### WHAT IS NEEDED
Report every line from the material that contains the word "values".

Stored entries
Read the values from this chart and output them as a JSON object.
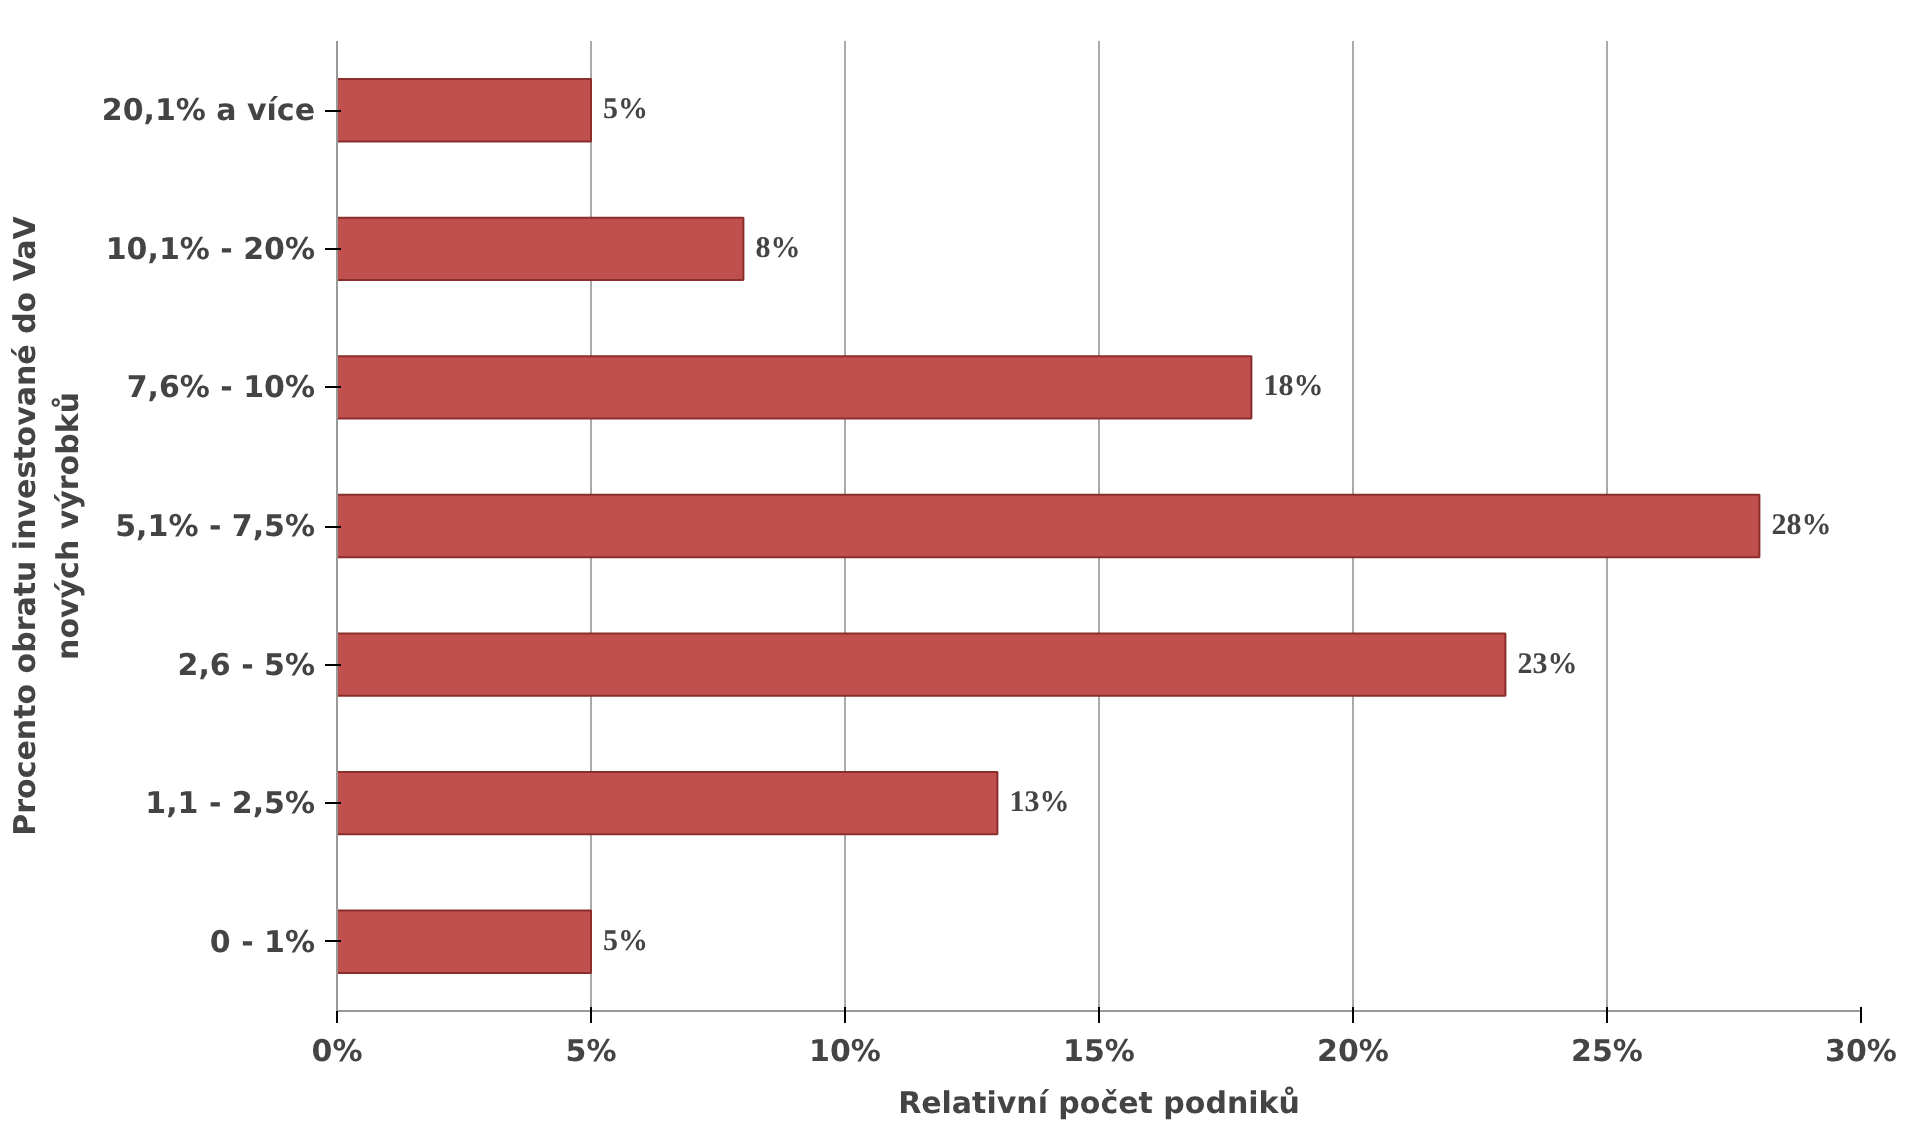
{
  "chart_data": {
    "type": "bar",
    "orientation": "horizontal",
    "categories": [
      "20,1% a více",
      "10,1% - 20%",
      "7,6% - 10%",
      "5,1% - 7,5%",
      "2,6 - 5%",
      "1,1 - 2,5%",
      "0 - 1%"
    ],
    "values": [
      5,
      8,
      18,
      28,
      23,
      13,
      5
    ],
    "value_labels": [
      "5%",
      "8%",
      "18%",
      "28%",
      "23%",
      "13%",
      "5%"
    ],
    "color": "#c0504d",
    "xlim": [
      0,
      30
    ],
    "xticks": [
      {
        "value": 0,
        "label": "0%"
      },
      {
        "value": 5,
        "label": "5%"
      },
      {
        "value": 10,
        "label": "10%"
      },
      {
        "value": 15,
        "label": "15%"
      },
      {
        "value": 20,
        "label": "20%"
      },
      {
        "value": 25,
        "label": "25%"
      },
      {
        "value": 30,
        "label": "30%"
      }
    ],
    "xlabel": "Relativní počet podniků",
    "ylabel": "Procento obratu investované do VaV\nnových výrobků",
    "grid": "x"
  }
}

### THE SOLUTION
Read the values from this chart and output them as a JSON object.
    "values": [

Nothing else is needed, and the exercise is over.